--- START OF Given data ---
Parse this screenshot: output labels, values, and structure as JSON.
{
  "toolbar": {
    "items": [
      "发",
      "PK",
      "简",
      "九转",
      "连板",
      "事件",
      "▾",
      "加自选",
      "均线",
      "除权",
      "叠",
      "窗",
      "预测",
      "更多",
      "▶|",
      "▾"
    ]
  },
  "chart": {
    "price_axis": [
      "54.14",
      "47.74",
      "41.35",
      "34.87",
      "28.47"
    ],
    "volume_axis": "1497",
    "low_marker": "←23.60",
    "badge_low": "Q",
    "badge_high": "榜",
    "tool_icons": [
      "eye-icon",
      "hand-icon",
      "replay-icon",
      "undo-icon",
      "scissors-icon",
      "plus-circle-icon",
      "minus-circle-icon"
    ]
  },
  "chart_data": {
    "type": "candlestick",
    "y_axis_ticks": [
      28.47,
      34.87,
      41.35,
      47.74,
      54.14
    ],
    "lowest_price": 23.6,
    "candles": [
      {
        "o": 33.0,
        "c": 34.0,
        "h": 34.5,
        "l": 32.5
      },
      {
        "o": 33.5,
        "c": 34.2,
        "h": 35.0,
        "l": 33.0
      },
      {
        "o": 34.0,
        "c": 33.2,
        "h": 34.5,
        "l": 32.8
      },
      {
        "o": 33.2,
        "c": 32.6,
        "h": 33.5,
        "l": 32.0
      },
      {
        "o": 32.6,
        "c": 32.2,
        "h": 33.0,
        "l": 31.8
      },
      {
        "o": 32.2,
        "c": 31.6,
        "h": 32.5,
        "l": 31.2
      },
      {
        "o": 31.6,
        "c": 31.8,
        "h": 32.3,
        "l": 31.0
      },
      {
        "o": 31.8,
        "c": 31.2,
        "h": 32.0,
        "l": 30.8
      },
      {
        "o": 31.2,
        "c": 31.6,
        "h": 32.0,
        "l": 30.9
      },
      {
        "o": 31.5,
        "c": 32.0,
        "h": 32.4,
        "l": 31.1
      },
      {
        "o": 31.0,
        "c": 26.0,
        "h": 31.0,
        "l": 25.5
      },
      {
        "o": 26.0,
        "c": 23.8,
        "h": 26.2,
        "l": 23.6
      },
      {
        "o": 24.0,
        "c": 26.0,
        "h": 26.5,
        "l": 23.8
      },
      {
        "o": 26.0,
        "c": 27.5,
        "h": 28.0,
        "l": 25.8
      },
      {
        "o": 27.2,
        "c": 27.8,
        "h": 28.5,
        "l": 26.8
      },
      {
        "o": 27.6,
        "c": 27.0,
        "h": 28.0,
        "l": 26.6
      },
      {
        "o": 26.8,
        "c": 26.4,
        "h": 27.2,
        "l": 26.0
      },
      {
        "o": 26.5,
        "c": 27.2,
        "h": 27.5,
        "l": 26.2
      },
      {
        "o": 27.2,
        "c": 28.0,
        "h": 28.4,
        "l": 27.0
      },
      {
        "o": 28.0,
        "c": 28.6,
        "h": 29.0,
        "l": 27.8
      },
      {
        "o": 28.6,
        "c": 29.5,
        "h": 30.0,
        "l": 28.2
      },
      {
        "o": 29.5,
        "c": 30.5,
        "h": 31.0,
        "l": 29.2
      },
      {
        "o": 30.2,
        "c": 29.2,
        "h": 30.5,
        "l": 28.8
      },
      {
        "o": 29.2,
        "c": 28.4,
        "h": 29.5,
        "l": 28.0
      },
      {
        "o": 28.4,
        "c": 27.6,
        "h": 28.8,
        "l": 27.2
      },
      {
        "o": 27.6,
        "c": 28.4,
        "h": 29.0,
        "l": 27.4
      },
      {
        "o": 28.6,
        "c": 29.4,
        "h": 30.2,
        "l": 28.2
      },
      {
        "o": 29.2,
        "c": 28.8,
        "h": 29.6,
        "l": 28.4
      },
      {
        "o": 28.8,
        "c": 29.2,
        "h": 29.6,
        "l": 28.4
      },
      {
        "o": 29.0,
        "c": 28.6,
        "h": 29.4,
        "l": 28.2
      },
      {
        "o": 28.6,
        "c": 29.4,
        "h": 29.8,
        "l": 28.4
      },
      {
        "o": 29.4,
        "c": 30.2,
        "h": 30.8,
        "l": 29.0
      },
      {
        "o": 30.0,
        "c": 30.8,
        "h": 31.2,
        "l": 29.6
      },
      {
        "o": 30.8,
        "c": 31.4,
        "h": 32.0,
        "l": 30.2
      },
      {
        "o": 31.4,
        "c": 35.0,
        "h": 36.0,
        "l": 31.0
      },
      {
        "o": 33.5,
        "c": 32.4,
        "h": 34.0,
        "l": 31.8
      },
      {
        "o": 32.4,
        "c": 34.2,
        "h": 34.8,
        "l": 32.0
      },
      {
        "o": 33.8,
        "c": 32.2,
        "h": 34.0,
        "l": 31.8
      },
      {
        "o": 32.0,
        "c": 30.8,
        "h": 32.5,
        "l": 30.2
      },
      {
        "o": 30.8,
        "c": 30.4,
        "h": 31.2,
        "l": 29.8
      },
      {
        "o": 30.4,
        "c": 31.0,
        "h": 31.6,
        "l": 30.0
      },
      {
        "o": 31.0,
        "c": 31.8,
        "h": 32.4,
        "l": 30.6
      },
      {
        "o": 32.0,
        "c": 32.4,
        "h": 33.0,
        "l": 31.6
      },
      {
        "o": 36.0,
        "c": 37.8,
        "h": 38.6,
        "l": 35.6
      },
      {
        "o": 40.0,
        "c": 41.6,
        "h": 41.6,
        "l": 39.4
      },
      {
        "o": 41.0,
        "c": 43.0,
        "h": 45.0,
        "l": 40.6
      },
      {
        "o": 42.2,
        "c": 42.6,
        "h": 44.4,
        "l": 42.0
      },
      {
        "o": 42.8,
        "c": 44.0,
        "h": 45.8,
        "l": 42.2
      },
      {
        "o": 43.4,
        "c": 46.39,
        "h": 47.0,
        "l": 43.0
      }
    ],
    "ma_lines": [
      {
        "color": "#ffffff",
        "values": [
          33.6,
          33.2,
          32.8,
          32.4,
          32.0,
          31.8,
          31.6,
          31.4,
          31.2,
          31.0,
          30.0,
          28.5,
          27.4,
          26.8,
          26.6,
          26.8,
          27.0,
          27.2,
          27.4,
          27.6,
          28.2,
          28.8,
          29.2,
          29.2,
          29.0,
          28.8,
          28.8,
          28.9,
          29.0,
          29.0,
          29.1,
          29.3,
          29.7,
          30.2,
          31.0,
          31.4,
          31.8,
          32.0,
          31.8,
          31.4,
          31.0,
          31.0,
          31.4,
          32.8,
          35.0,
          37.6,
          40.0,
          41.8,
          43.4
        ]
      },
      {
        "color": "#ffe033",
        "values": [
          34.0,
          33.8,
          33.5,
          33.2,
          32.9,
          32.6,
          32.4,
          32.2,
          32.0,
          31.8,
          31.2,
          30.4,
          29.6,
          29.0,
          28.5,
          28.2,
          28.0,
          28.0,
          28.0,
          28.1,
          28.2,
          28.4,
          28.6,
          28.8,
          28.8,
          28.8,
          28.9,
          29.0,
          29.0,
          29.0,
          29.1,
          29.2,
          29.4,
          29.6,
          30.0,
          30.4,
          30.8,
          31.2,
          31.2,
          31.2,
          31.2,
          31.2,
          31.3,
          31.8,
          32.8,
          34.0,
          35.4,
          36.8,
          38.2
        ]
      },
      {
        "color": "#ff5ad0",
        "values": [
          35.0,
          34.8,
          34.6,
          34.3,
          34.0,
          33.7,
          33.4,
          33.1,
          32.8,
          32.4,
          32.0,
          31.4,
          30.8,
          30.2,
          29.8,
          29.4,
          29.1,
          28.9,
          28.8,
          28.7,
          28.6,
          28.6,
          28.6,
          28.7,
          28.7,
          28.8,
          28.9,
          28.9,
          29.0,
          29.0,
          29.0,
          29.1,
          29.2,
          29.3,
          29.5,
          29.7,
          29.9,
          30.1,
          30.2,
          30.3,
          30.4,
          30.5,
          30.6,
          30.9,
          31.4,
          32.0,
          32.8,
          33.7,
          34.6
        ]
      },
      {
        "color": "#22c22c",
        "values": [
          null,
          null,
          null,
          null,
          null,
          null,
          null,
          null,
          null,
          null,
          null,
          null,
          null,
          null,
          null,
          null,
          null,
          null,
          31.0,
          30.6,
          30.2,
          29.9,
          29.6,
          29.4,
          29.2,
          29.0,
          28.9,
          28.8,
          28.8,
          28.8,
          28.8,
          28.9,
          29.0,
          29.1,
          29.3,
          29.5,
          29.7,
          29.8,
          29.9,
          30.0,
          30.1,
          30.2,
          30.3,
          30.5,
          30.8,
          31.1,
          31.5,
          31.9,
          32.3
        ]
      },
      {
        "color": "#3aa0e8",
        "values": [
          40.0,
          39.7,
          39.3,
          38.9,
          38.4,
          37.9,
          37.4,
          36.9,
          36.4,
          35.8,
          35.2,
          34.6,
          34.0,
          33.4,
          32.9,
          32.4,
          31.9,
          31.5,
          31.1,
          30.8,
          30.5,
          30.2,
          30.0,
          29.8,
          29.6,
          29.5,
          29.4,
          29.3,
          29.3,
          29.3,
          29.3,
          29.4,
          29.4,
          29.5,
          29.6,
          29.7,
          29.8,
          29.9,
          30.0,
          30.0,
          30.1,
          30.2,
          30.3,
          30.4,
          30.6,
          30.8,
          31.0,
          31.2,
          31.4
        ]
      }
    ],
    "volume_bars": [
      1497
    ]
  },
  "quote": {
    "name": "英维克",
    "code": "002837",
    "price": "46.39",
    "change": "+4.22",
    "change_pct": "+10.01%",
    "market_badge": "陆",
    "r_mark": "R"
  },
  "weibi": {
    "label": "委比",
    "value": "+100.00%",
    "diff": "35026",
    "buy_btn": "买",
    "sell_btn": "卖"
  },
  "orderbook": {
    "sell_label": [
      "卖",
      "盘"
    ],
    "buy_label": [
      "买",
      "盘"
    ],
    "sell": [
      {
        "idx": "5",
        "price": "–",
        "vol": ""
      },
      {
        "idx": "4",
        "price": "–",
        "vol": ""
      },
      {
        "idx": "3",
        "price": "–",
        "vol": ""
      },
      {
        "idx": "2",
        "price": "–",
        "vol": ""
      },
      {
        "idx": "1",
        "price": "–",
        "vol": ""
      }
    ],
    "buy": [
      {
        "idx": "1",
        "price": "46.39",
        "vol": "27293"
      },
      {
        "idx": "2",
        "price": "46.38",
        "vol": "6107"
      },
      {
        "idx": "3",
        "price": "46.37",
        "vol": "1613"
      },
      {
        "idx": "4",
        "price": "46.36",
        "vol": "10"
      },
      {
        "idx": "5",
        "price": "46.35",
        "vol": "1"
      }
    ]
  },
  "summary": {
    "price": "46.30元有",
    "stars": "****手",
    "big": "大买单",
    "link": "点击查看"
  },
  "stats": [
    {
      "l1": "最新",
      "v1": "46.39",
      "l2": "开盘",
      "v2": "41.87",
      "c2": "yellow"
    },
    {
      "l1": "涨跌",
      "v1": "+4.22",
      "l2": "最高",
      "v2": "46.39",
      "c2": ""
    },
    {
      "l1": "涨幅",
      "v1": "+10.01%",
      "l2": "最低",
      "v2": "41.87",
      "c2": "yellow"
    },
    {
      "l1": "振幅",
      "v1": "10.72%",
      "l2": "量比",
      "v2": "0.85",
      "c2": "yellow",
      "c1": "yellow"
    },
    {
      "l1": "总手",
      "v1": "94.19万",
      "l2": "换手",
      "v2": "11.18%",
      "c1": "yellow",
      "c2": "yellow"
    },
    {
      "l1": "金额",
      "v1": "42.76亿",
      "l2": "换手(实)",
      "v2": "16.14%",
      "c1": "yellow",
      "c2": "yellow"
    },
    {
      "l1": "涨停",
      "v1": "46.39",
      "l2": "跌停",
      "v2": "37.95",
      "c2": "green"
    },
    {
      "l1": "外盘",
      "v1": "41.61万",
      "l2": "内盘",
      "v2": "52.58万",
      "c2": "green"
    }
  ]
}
--- END OF Given data ---
◆ **Short task**
Search the data for "color". Copy every matching line.

◆ **Reply to the exercise**
        "color": "#ffffff",
        "color": "#ffe033",
        "color": "#ff5ad0",
        "color": "#22c22c",
        "color": "#3aa0e8",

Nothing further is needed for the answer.